SHORT EXERCISE
Every line that holds the string "Phone" is to be identified and copied.

PROVIDED DATA
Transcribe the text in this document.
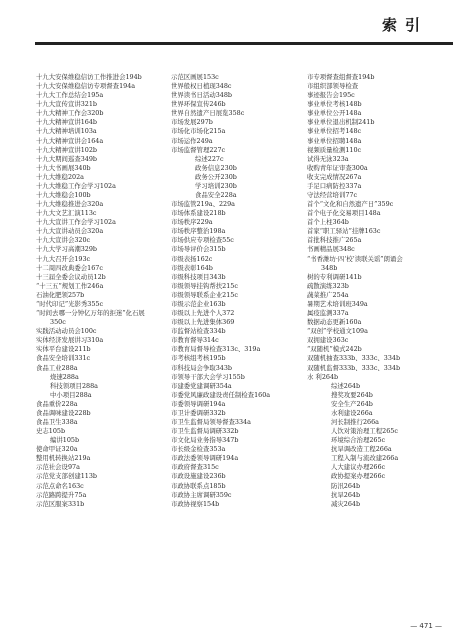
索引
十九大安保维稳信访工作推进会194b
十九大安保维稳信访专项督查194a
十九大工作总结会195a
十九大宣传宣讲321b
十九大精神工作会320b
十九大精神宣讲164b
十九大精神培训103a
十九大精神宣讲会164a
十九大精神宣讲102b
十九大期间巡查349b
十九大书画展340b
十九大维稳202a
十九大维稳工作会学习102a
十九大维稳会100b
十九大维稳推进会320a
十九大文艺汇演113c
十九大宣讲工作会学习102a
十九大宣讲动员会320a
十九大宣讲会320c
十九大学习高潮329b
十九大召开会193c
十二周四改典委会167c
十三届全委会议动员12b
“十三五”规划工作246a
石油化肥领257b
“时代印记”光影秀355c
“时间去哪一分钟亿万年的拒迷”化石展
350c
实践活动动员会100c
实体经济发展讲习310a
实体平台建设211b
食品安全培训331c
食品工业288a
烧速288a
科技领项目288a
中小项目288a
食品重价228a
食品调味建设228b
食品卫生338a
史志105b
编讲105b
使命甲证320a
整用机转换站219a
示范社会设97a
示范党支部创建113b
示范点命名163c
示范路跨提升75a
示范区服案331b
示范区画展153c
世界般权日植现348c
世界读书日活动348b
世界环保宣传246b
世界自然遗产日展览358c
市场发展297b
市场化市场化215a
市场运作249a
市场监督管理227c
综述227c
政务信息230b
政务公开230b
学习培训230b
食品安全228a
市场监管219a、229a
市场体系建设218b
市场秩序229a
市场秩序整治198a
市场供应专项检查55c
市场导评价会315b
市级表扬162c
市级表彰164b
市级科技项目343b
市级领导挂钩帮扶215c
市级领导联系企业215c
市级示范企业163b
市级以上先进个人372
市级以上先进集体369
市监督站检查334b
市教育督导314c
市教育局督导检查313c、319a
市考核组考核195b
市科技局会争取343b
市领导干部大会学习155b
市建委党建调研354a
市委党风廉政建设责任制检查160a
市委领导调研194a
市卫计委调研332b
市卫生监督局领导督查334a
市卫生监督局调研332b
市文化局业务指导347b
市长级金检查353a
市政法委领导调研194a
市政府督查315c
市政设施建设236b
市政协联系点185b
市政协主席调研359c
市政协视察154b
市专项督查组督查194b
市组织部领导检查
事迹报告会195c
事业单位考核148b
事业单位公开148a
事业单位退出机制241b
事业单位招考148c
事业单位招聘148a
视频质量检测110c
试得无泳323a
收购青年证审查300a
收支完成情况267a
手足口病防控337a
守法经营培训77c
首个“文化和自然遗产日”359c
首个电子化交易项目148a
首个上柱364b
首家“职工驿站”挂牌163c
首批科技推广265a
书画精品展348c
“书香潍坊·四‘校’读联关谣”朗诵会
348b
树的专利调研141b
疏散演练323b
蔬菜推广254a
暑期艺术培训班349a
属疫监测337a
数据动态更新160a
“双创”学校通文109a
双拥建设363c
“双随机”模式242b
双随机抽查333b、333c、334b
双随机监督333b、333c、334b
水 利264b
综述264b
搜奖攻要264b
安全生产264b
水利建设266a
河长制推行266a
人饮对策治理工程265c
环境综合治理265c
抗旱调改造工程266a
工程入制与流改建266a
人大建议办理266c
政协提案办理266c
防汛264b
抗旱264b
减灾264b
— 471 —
--
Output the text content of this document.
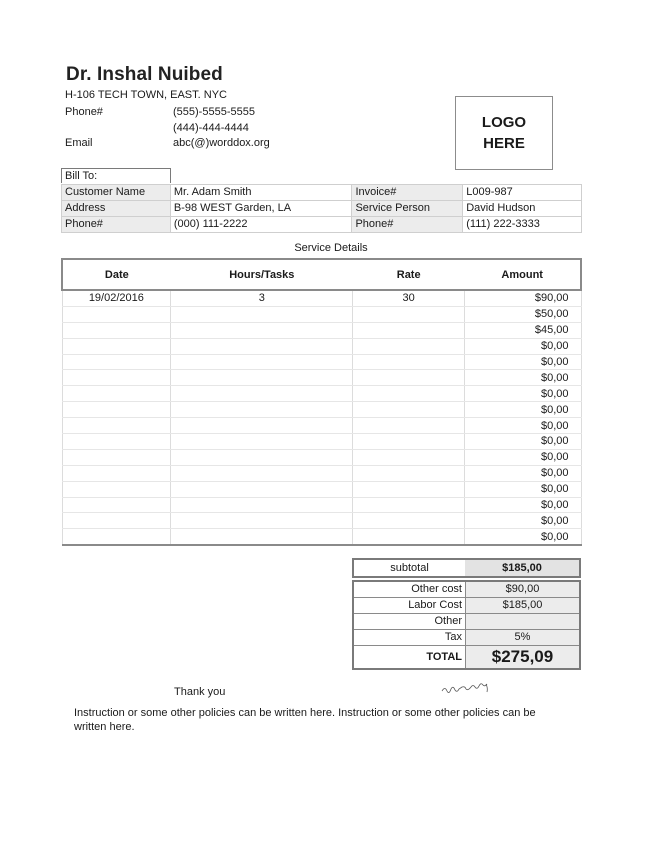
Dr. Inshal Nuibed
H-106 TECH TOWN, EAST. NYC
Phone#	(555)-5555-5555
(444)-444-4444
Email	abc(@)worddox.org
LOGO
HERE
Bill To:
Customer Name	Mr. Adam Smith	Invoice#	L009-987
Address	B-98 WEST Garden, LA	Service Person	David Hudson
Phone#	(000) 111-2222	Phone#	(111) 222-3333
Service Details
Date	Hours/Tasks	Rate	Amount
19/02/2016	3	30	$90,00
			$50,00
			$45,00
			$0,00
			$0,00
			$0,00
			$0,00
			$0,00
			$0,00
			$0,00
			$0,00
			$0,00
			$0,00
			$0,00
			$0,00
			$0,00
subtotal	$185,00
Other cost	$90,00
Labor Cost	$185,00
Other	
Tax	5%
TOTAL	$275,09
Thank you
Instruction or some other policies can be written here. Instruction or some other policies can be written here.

RESULT FOR THIS TASK
Phone#	(555)-5555-5555
Phone#	(000) 111-2222	Phone#	(111) 222-3333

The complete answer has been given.